# start of ENTRIES SUPPLIED

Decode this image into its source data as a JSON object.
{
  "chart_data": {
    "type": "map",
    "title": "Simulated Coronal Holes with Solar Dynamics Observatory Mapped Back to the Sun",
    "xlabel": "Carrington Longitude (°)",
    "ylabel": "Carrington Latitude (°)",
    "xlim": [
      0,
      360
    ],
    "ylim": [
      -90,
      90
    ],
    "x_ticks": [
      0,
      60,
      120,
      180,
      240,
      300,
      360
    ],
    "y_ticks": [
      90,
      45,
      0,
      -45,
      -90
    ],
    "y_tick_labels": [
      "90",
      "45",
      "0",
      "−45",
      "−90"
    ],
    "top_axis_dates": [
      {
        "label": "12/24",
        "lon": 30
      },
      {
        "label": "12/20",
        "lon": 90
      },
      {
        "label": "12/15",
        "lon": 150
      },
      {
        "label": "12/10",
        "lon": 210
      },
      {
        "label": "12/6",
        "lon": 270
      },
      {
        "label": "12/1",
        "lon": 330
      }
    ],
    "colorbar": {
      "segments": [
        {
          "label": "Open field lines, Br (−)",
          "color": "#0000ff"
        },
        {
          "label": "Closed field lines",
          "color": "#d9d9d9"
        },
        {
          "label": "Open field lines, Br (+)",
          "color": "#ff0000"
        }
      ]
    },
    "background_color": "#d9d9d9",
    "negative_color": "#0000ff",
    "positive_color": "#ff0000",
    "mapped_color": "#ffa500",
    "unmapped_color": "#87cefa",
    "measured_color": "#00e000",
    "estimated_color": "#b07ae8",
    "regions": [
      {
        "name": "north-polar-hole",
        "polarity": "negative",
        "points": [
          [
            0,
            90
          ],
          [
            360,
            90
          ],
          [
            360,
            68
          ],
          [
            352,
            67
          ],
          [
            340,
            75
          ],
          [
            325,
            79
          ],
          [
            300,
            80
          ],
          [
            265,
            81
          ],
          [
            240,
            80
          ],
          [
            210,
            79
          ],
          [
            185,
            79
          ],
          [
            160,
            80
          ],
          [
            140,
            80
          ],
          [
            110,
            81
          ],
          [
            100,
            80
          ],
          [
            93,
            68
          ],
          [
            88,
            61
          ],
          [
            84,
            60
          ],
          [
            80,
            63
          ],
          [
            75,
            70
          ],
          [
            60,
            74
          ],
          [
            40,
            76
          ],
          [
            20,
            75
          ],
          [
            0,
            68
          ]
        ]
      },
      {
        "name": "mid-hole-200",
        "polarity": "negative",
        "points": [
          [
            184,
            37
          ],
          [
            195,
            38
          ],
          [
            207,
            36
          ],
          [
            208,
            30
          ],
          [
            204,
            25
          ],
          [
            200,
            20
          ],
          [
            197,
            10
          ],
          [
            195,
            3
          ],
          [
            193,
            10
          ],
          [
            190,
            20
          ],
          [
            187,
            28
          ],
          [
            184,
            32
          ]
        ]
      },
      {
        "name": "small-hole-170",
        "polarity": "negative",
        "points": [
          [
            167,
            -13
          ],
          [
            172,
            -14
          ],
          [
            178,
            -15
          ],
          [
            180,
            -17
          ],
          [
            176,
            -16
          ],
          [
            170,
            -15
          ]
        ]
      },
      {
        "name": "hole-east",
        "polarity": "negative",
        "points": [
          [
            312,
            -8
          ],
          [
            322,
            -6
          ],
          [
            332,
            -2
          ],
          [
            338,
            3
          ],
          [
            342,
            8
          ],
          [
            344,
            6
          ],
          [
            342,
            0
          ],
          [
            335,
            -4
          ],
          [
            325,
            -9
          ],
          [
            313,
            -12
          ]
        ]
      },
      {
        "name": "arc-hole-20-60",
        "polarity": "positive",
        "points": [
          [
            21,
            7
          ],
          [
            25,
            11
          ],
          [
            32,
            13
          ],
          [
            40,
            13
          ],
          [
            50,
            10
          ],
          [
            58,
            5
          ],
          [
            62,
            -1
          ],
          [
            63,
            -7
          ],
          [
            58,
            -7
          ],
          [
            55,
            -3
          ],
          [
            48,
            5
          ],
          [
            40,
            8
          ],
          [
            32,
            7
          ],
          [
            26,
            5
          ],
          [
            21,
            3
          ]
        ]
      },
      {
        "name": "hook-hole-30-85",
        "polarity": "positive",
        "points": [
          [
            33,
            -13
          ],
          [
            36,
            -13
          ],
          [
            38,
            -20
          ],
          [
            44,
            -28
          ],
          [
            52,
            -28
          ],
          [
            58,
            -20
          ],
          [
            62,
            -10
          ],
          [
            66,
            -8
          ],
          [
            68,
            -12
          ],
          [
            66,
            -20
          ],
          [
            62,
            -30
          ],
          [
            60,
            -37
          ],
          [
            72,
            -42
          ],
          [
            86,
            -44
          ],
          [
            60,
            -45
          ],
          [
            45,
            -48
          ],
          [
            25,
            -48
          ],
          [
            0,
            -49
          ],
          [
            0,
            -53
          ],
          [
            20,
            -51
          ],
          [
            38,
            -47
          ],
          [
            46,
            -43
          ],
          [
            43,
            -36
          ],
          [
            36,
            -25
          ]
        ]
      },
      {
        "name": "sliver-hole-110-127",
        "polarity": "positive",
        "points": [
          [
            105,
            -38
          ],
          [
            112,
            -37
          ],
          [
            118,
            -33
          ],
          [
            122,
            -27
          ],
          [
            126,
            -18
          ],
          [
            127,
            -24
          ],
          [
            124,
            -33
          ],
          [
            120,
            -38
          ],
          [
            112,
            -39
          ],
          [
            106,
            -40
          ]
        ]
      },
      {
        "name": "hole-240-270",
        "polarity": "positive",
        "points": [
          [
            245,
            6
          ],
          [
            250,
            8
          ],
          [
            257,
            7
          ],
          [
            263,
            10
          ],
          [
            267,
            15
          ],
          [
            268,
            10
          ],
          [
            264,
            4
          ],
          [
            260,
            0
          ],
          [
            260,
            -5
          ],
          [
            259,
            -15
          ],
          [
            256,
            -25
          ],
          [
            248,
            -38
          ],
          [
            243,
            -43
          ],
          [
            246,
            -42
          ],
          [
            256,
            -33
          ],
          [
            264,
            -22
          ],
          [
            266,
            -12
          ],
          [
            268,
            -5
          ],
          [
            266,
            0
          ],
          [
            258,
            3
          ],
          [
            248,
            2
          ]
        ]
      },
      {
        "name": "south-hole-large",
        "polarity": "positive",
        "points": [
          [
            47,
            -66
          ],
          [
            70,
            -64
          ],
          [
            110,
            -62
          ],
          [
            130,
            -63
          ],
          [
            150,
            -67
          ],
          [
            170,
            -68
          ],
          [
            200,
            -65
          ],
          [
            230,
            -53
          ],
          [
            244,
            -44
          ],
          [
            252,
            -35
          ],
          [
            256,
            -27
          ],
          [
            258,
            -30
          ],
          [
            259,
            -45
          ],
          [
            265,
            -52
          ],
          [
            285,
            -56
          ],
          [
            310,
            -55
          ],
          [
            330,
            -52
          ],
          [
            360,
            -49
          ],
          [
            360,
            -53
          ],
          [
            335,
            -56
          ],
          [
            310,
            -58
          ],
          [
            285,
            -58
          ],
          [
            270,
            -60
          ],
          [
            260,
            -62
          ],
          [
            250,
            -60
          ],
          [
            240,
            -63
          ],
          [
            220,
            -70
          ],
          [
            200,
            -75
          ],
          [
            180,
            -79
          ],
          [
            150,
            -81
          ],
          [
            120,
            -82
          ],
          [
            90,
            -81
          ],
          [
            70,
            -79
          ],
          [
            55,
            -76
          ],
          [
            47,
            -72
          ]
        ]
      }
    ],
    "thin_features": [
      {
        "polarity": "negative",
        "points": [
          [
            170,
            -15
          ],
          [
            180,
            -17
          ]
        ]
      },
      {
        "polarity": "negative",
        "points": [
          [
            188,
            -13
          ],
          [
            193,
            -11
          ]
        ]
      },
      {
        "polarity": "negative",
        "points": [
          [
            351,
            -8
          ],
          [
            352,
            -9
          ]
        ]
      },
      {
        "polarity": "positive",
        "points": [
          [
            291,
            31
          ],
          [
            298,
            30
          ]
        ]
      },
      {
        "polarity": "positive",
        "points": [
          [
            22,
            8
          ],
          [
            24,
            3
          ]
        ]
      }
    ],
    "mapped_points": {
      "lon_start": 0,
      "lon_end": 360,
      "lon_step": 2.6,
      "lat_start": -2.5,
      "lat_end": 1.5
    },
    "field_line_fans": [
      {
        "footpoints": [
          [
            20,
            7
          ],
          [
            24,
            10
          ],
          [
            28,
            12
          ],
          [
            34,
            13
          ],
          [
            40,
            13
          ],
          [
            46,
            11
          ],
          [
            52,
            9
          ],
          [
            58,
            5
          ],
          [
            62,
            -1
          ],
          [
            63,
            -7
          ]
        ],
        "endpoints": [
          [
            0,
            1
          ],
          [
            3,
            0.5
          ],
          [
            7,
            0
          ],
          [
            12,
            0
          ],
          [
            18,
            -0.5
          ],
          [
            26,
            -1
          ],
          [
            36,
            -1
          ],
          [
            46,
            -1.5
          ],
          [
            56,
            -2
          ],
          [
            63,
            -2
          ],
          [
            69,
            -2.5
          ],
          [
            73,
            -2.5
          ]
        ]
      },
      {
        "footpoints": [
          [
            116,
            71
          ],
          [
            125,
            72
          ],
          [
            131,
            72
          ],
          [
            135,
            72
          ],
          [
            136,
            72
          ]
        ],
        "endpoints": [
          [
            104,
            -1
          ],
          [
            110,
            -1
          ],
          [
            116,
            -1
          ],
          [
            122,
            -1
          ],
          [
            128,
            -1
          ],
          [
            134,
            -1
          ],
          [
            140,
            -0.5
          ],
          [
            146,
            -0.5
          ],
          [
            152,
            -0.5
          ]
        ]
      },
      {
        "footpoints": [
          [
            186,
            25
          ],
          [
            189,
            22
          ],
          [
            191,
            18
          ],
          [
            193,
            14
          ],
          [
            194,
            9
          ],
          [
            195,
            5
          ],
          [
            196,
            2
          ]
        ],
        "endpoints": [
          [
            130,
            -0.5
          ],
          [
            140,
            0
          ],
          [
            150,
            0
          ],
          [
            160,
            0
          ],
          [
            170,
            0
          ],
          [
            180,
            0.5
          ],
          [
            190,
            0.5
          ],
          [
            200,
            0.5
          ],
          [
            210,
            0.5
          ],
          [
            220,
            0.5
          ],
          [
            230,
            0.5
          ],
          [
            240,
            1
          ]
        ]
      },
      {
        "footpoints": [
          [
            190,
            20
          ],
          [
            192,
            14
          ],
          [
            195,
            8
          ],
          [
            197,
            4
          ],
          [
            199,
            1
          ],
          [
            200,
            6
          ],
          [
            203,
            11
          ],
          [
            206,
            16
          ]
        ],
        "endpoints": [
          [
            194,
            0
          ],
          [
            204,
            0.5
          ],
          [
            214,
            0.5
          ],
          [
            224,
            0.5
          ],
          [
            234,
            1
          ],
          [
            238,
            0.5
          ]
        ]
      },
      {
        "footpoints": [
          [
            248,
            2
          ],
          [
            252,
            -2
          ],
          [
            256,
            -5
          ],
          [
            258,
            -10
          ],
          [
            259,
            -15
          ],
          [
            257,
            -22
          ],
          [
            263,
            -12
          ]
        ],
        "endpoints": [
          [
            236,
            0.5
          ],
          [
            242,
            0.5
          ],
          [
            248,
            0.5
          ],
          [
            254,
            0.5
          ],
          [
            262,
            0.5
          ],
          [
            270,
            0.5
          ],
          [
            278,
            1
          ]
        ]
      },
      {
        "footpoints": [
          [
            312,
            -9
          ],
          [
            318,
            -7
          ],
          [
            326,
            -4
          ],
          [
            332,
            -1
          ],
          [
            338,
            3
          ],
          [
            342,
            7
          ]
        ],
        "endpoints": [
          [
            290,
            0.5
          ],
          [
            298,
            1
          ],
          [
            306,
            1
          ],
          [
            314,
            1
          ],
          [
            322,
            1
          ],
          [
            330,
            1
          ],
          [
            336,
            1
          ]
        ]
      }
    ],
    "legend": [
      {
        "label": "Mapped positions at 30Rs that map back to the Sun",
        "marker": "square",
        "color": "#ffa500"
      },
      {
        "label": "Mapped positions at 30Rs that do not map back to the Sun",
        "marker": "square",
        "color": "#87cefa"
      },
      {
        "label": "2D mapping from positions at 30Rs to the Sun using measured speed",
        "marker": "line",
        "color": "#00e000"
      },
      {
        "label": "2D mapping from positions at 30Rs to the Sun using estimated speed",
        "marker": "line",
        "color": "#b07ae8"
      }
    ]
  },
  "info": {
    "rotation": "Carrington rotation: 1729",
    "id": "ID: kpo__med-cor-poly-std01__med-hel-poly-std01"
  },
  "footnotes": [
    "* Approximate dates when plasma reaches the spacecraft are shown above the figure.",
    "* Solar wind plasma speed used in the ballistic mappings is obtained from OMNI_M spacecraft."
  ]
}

# end of ENTRIES SUPPLIED

WHAT IS BEING ASKED
Go through the data and count each line that has the word "name", then give the total alone.

CORRECT OUTPUT
9